Given exercise:
Exactly reproduce the lines that follow.

Figure content listings:

* start *

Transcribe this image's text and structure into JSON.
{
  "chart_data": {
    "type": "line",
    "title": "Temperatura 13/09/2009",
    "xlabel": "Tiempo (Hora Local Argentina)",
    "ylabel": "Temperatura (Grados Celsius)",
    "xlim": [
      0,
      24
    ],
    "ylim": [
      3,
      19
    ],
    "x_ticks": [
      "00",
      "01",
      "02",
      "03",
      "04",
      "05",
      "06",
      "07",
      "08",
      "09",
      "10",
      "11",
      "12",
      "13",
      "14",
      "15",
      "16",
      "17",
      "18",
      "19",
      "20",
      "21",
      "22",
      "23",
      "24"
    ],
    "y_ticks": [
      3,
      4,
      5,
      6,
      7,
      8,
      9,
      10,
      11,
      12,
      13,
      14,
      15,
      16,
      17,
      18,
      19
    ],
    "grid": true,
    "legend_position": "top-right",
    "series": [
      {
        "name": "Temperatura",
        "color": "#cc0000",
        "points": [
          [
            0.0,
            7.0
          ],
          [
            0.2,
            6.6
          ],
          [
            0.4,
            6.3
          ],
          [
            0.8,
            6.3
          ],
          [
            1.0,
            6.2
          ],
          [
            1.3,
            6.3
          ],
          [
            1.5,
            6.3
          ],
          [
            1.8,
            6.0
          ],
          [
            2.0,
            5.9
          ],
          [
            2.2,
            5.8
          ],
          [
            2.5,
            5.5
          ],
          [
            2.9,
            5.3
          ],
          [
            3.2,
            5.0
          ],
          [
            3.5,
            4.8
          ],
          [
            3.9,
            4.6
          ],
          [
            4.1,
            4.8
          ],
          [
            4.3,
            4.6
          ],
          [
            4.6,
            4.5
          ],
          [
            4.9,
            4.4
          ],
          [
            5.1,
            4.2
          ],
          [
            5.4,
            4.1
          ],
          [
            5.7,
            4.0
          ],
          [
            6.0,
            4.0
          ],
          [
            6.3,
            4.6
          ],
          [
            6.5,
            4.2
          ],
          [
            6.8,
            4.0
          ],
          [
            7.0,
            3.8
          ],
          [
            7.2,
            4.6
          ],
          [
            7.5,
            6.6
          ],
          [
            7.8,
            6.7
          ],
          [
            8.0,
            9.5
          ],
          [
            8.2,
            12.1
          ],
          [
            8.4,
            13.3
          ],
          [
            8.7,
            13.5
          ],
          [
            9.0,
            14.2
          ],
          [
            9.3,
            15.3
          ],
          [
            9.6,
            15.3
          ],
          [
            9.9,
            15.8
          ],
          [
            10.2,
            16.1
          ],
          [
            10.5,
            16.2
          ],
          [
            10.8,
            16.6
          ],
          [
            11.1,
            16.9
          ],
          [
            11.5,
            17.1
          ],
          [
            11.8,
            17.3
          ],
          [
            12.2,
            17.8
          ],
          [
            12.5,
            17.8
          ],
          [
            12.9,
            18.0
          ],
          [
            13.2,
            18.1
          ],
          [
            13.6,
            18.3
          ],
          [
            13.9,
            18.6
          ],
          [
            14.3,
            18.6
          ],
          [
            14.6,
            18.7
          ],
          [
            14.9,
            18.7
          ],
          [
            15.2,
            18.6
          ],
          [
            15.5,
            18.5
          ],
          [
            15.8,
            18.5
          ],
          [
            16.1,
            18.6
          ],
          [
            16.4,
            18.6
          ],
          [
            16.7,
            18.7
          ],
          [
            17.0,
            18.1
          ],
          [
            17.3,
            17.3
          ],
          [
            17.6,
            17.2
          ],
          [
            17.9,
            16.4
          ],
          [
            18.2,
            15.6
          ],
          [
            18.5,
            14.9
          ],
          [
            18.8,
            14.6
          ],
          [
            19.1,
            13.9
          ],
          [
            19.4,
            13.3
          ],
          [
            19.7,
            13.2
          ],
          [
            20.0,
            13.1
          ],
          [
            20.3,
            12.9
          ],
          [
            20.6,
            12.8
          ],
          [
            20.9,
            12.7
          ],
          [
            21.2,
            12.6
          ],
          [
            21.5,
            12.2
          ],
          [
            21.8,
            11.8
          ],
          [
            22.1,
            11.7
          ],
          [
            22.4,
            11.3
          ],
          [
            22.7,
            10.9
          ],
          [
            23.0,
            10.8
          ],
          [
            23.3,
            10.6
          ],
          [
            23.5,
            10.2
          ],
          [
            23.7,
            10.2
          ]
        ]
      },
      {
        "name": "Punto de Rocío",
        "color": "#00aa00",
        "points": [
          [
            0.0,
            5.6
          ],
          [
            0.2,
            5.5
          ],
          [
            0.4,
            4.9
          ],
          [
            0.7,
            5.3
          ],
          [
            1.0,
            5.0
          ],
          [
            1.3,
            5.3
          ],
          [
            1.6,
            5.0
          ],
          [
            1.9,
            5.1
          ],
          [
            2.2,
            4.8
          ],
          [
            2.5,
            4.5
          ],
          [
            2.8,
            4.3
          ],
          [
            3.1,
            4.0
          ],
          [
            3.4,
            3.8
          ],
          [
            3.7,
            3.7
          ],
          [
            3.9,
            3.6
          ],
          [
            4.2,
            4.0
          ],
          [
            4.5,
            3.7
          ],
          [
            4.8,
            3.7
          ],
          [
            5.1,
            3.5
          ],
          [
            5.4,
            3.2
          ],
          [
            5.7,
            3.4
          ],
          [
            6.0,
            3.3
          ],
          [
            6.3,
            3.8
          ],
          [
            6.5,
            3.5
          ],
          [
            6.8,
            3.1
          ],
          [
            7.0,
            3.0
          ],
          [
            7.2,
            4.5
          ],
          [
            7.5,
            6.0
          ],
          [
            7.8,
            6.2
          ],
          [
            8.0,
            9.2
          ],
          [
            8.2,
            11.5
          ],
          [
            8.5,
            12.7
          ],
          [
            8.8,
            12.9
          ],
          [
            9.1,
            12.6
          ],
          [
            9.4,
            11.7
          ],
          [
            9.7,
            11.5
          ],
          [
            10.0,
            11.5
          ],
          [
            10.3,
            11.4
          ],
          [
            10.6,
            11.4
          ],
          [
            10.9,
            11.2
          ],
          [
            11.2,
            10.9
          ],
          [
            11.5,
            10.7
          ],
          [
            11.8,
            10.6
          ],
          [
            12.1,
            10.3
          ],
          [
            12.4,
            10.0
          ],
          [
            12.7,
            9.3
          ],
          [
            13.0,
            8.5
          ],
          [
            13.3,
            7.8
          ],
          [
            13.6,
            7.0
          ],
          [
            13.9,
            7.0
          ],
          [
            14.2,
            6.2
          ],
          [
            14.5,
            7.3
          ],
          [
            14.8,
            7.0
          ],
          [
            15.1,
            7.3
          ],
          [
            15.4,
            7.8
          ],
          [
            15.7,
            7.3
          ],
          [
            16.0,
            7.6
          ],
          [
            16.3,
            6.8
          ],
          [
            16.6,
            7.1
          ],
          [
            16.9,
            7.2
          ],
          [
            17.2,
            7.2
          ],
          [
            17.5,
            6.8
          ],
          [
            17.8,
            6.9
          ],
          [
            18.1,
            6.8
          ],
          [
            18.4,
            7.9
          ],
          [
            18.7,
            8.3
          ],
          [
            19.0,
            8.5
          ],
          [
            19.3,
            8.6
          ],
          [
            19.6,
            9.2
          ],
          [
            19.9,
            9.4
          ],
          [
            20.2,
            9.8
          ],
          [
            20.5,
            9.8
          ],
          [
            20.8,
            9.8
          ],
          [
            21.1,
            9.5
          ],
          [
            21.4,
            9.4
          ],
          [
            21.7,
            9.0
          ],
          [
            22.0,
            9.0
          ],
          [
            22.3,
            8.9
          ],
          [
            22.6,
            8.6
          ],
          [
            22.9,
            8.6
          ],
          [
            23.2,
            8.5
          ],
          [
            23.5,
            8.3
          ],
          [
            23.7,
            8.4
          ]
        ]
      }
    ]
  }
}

* end *

Result of this exercise:
Transcribe this image's text and structure into JSON.
{
  "chart_data": {
    "type": "line",
    "title": "Temperatura 13/09/2009",
    "xlabel": "Tiempo (Hora Local Argentina)",
    "ylabel": "Temperatura (Grados Celsius)",
    "xlim": [
      0,
      24
    ],
    "ylim": [
      3,
      19
    ],
    "x_ticks": [
      "00",
      "01",
      "02",
      "03",
      "04",
      "05",
      "06",
      "07",
      "08",
      "09",
      "10",
      "11",
      "12",
      "13",
      "14",
      "15",
      "16",
      "17",
      "18",
      "19",
      "20",
      "21",
      "22",
      "23",
      "24"
    ],
    "y_ticks": [
      3,
      4,
      5,
      6,
      7,
      8,
      9,
      10,
      11,
      12,
      13,
      14,
      15,
      16,
      17,
      18,
      19
    ],
    "grid": true,
    "legend_position": "top-right",
    "series": [
      {
        "name": "Temperatura",
        "color": "#cc0000",
        "points": [
          [
            0.0,
            7.0
          ],
          [
            0.2,
            6.6
          ],
          [
            0.4,
            6.3
          ],
          [
            0.8,
            6.3
          ],
          [
            1.0,
            6.2
          ],
          [
            1.3,
            6.3
          ],
          [
            1.5,
            6.3
          ],
          [
            1.8,
            6.0
          ],
          [
            2.0,
            5.9
          ],
          [
            2.2,
            5.8
          ],
          [
            2.5,
            5.5
          ],
          [
            2.9,
            5.3
          ],
          [
            3.2,
            5.0
          ],
          [
            3.5,
            4.8
          ],
          [
            3.9,
            4.6
          ],
          [
            4.1,
            4.8
          ],
          [
            4.3,
            4.6
          ],
          [
            4.6,
            4.5
          ],
          [
            4.9,
            4.4
          ],
          [
            5.1,
            4.2
          ],
          [
            5.4,
            4.1
          ],
          [
            5.7,
            4.0
          ],
          [
            6.0,
            4.0
          ],
          [
            6.3,
            4.6
          ],
          [
            6.5,
            4.2
          ],
          [
            6.8,
            4.0
          ],
          [
            7.0,
            3.8
          ],
          [
            7.2,
            4.6
          ],
          [
            7.5,
            6.6
          ],
          [
            7.8,
            6.7
          ],
          [
            8.0,
            9.5
          ],
          [
            8.2,
            12.1
          ],
          [
            8.4,
            13.3
          ],
          [
            8.7,
            13.5
          ],
          [
            9.0,
            14.2
          ],
          [
            9.3,
            15.3
          ],
          [
            9.6,
            15.3
          ],
          [
            9.9,
            15.8
          ],
          [
            10.2,
            16.1
          ],
          [
            10.5,
            16.2
          ],
          [
            10.8,
            16.6
          ],
          [
            11.1,
            16.9
          ],
          [
            11.5,
            17.1
          ],
          [
            11.8,
            17.3
          ],
          [
            12.2,
            17.8
          ],
          [
            12.5,
            17.8
          ],
          [
            12.9,
            18.0
          ],
          [
            13.2,
            18.1
          ],
          [
            13.6,
            18.3
          ],
          [
            13.9,
            18.6
          ],
          [
            14.3,
            18.6
          ],
          [
            14.6,
            18.7
          ],
          [
            14.9,
            18.7
          ],
          [
            15.2,
            18.6
          ],
          [
            15.5,
            18.5
          ],
          [
            15.8,
            18.5
          ],
          [
            16.1,
            18.6
          ],
          [
            16.4,
            18.6
          ],
          [
            16.7,
            18.7
          ],
          [
            17.0,
            18.1
          ],
          [
            17.3,
            17.3
          ],
          [
            17.6,
            17.2
          ],
          [
            17.9,
            16.4
          ],
          [
            18.2,
            15.6
          ],
          [
            18.5,
            14.9
          ],
          [
            18.8,
            14.6
          ],
          [
            19.1,
            13.9
          ],
          [
            19.4,
            13.3
          ],
          [
            19.7,
            13.2
          ],
          [
            20.0,
            13.1
          ],
          [
            20.3,
            12.9
          ],
          [
            20.6,
            12.8
          ],
          [
            20.9,
            12.7
          ],
          [
            21.2,
            12.6
          ],
          [
            21.5,
            12.2
          ],
          [
            21.8,
            11.8
          ],
          [
            22.1,
            11.7
          ],
          [
            22.4,
            11.3
          ],
          [
            22.7,
            10.9
          ],
          [
            23.0,
            10.8
          ],
          [
            23.3,
            10.6
          ],
          [
            23.5,
            10.2
          ],
          [
            23.7,
            10.2
          ]
        ]
      },
      {
        "name": "Punto de Rocío",
        "color": "#00aa00",
        "points": [
          [
            0.0,
            5.6
          ],
          [
            0.2,
            5.5
          ],
          [
            0.4,
            4.9
          ],
          [
            0.7,
            5.3
          ],
          [
            1.0,
            5.0
          ],
          [
            1.3,
            5.3
          ],
          [
            1.6,
            5.0
          ],
          [
            1.9,
            5.1
          ],
          [
            2.2,
            4.8
          ],
          [
            2.5,
            4.5
          ],
          [
            2.8,
            4.3
          ],
          [
            3.1,
            4.0
          ],
          [
            3.4,
            3.8
          ],
          [
            3.7,
            3.7
          ],
          [
            3.9,
            3.6
          ],
          [
            4.2,
            4.0
          ],
          [
            4.5,
            3.7
          ],
          [
            4.8,
            3.7
          ],
          [
            5.1,
            3.5
          ],
          [
            5.4,
            3.2
          ],
          [
            5.7,
            3.4
          ],
          [
            6.0,
            3.3
          ],
          [
            6.3,
            3.8
          ],
          [
            6.5,
            3.5
          ],
          [
            6.8,
            3.1
          ],
          [
            7.0,
            3.0
          ],
          [
            7.2,
            4.5
          ],
          [
            7.5,
            6.0
          ],
          [
            7.8,
            6.2
          ],
          [
            8.0,
            9.2
          ],
          [
            8.2,
            11.5
          ],
          [
            8.5,
            12.7
          ],
          [
            8.8,
            12.9
          ],
          [
            9.1,
            12.6
          ],
          [
            9.4,
            11.7
          ],
          [
            9.7,
            11.5
          ],
          [
            10.0,
            11.5
          ],
          [
            10.3,
            11.4
          ],
          [
            10.6,
            11.4
          ],
          [
            10.9,
            11.2
          ],
          [
            11.2,
            10.9
          ],
          [
            11.5,
            10.7
          ],
          [
            11.8,
            10.6
          ],
          [
            12.1,
            10.3
          ],
          [
            12.4,
            10.0
          ],
          [
            12.7,
            9.3
          ],
          [
            13.0,
            8.5
          ],
          [
            13.3,
            7.8
          ],
          [
            13.6,
            7.0
          ],
          [
            13.9,
            7.0
          ],
          [
            14.2,
            6.2
          ],
          [
            14.5,
            7.3
          ],
          [
            14.8,
            7.0
          ],
          [
            15.1,
            7.3
          ],
          [
            15.4,
            7.8
          ],
          [
            15.7,
            7.3
          ],
          [
            16.0,
            7.6
          ],
          [
            16.3,
            6.8
          ],
          [
            16.6,
            7.1
          ],
          [
            16.9,
            7.2
          ],
          [
            17.2,
            7.2
          ],
          [
            17.5,
            6.8
          ],
          [
            17.8,
            6.9
          ],
          [
            18.1,
            6.8
          ],
          [
            18.4,
            7.9
          ],
          [
            18.7,
            8.3
          ],
          [
            19.0,
            8.5
          ],
          [
            19.3,
            8.6
          ],
          [
            19.6,
            9.2
          ],
          [
            19.9,
            9.4
          ],
          [
            20.2,
            9.8
          ],
          [
            20.5,
            9.8
          ],
          [
            20.8,
            9.8
          ],
          [
            21.1,
            9.5
          ],
          [
            21.4,
            9.4
          ],
          [
            21.7,
            9.0
          ],
          [
            22.0,
            9.0
          ],
          [
            22.3,
            8.9
          ],
          [
            22.6,
            8.6
          ],
          [
            22.9,
            8.6
          ],
          [
            23.2,
            8.5
          ],
          [
            23.5,
            8.3
          ],
          [
            23.7,
            8.4
          ]
        ]
      }
    ]
  }
}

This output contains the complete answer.